◆ EXTRACTED MATERIAL
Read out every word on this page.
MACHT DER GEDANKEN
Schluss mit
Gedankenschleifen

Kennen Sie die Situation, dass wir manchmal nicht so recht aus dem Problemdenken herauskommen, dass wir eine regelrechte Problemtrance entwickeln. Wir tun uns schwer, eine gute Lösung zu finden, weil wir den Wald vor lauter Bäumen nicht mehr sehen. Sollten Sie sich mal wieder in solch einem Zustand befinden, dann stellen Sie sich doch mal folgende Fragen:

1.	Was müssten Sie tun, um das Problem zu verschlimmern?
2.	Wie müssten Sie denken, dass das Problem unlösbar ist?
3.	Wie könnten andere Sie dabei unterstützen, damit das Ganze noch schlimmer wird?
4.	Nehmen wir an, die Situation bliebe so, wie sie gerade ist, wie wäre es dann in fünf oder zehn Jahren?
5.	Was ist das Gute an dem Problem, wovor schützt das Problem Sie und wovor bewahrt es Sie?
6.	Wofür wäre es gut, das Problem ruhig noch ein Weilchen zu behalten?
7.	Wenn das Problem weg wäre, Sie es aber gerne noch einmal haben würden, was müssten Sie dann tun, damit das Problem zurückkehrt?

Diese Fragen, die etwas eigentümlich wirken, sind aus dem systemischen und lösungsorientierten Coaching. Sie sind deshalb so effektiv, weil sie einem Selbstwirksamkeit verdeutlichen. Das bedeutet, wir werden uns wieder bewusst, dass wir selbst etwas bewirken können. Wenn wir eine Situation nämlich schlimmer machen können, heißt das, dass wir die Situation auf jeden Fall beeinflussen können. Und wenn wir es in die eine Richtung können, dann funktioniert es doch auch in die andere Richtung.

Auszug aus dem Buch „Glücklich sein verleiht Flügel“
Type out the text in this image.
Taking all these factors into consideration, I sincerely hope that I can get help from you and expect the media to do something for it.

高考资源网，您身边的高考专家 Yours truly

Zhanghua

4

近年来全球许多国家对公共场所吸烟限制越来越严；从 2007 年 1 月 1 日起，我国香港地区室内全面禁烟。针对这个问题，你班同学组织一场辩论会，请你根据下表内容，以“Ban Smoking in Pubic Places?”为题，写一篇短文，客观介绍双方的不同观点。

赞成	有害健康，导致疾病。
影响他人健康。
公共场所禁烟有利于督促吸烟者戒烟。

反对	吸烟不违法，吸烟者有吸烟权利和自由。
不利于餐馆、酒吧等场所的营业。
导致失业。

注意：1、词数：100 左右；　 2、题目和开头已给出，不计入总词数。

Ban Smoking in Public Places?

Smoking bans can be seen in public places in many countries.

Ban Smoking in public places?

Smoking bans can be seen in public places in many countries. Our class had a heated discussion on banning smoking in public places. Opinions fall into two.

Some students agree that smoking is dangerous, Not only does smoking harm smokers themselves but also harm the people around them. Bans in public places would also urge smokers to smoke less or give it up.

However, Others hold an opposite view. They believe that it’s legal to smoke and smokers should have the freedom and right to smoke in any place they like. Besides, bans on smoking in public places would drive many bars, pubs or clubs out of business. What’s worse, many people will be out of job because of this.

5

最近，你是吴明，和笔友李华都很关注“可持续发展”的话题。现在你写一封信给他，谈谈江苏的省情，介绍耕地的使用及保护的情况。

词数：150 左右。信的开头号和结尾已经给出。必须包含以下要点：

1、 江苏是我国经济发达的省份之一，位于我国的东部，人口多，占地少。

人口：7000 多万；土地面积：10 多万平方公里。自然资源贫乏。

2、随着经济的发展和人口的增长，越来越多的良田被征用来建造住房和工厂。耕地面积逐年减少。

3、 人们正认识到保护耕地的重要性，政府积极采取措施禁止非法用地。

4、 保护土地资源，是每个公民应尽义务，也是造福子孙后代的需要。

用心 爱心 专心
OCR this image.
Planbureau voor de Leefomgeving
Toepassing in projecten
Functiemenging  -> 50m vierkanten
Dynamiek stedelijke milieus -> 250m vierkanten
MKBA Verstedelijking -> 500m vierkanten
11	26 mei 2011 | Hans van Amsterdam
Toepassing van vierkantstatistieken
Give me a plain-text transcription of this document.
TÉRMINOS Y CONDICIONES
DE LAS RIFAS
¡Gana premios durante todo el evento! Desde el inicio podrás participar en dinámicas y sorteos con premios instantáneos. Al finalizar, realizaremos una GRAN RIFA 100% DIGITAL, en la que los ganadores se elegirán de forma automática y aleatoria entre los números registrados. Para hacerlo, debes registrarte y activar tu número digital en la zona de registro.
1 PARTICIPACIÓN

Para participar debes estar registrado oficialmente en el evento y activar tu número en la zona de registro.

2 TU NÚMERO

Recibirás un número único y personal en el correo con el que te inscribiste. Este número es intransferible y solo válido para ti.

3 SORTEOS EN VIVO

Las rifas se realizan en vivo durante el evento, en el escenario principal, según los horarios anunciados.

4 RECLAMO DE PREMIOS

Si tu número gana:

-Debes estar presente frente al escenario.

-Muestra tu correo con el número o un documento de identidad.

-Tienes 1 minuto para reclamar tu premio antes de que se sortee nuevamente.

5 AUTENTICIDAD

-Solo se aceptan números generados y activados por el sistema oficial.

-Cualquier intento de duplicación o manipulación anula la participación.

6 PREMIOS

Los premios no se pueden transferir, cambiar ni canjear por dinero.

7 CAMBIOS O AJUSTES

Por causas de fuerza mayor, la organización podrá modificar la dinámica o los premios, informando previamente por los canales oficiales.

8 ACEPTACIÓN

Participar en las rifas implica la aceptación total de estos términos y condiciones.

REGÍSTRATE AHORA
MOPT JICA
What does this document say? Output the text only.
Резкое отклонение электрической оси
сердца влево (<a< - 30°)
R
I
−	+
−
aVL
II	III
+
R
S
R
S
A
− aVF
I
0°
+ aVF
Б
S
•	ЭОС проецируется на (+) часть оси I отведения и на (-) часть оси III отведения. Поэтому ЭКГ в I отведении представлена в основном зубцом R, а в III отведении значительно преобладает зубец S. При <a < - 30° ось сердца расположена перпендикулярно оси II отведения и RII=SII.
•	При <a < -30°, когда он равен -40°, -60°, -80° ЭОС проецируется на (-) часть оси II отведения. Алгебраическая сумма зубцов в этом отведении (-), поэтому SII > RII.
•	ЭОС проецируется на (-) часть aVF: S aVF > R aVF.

◆ WHAT YOU ARE ASKED TO DO
Your answer should be only the number of lines that hold the word "zona".

◆ ANSWER TO THIS PROBLEM
2